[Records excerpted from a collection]
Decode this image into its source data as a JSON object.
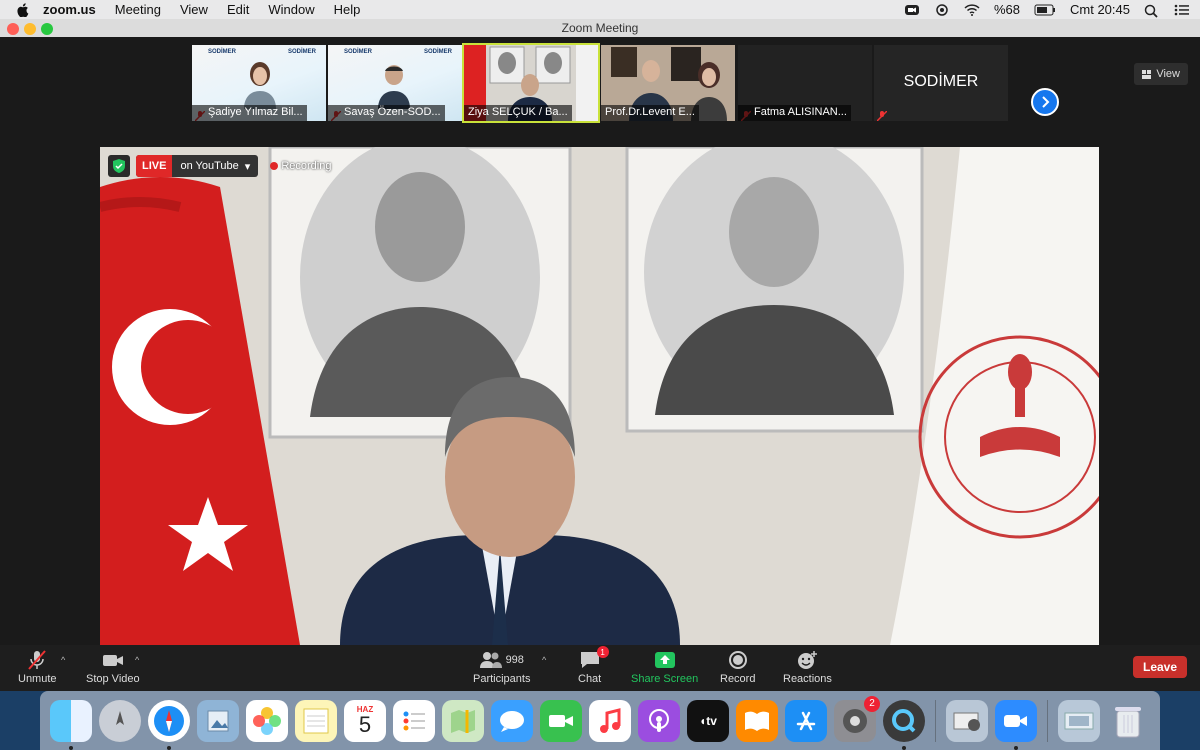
{
  "menubar": {
    "app_name": "zoom.us",
    "items": [
      "Meeting",
      "View",
      "Edit",
      "Window",
      "Help"
    ],
    "battery": "%68",
    "clock": "Cmt 20:45"
  },
  "window": {
    "title": "Zoom Meeting",
    "view_label": "View"
  },
  "thumbnails": [
    {
      "name": "Şadiye Yılmaz Bil...",
      "muted": true
    },
    {
      "name": "Savaş Özen-SOD...",
      "muted": true
    },
    {
      "name": "Ziya SELÇUK / Ba...",
      "muted": false,
      "active": true
    },
    {
      "name": "Prof.Dr.Levent E...",
      "muted": false
    },
    {
      "name": "Fatma ALISINAN...",
      "muted": true
    },
    {
      "name": "SODİMER",
      "muted": true
    }
  ],
  "sodimer_text": "SODİMER",
  "main_video": {
    "live_badge": "LIVE",
    "stream_label": "on YouTube",
    "recording_label": "Recording"
  },
  "toolbar": {
    "unmute": "Unmute",
    "stop_video": "Stop Video",
    "participants": "Participants",
    "participant_count": "998",
    "chat": "Chat",
    "chat_badge": "1",
    "share_screen": "Share Screen",
    "record": "Record",
    "reactions": "Reactions",
    "leave": "Leave"
  },
  "dock": {
    "calendar_month": "HAZ",
    "calendar_day": "5",
    "system_prefs_badge": "2",
    "apps": [
      "finder-icon",
      "launchpad-icon",
      "safari-icon",
      "preview-icon",
      "photos-icon",
      "notes-icon",
      "calendar-icon",
      "reminders-icon",
      "maps-icon",
      "messages-icon",
      "facetime-icon",
      "music-icon",
      "podcasts-icon",
      "tv-icon",
      "books-icon",
      "app-store-icon",
      "system-preferences-icon",
      "quicktime-icon",
      "image-capture-icon",
      "zoom-icon",
      "downloads-icon",
      "trash-icon"
    ]
  },
  "colors": {
    "live_red": "#e02828",
    "leave_red": "#c8302b",
    "share_green": "#22c55e",
    "active_outline": "#c9e23a",
    "zoom_blue": "#1677ee"
  }
}
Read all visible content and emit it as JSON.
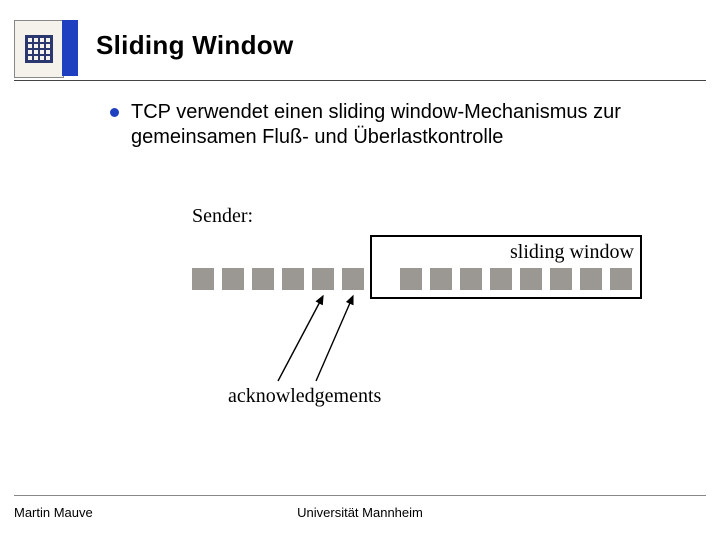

The problem. The records above must be transcribed exactly. Pictures are left out of the copy.

Exercise solution.
Decode this image into its source data as a JSON object.
{
  "menubar": {
    "app_name": "zoom.us",
    "items": [
      "Meeting",
      "View",
      "Edit",
      "Window",
      "Help"
    ],
    "battery": "%68",
    "clock": "Cmt 20:45"
  },
  "window": {
    "title": "Zoom Meeting",
    "view_label": "View"
  },
  "thumbnails": [
    {
      "name": "Şadiye Yılmaz Bil...",
      "muted": true
    },
    {
      "name": "Savaş Özen-SOD...",
      "muted": true
    },
    {
      "name": "Ziya SELÇUK / Ba...",
      "muted": false,
      "active": true
    },
    {
      "name": "Prof.Dr.Levent E...",
      "muted": false
    },
    {
      "name": "Fatma ALISINAN...",
      "muted": true
    },
    {
      "name": "SODİMER",
      "muted": true
    }
  ],
  "sodimer_text": "SODİMER",
  "main_video": {
    "live_badge": "LIVE",
    "stream_label": "on YouTube",
    "recording_label": "Recording"
  },
  "toolbar": {
    "unmute": "Unmute",
    "stop_video": "Stop Video",
    "participants": "Participants",
    "participant_count": "998",
    "chat": "Chat",
    "chat_badge": "1",
    "share_screen": "Share Screen",
    "record": "Record",
    "reactions": "Reactions",
    "leave": "Leave"
  },
  "dock": {
    "calendar_month": "HAZ",
    "calendar_day": "5",
    "system_prefs_badge": "2",
    "apps": [
      "finder-icon",
      "launchpad-icon",
      "safari-icon",
      "preview-icon",
      "photos-icon",
      "notes-icon",
      "calendar-icon",
      "reminders-icon",
      "maps-icon",
      "messages-icon",
      "facetime-icon",
      "music-icon",
      "podcasts-icon",
      "tv-icon",
      "books-icon",
      "app-store-icon",
      "system-preferences-icon",
      "quicktime-icon",
      "image-capture-icon",
      "zoom-icon",
      "downloads-icon",
      "trash-icon"
    ]
  },
  "colors": {
    "live_red": "#e02828",
    "leave_red": "#c8302b",
    "share_green": "#22c55e",
    "active_outline": "#c9e23a",
    "zoom_blue": "#1677ee"
  }
}
Read all visible content and emit it as JSON.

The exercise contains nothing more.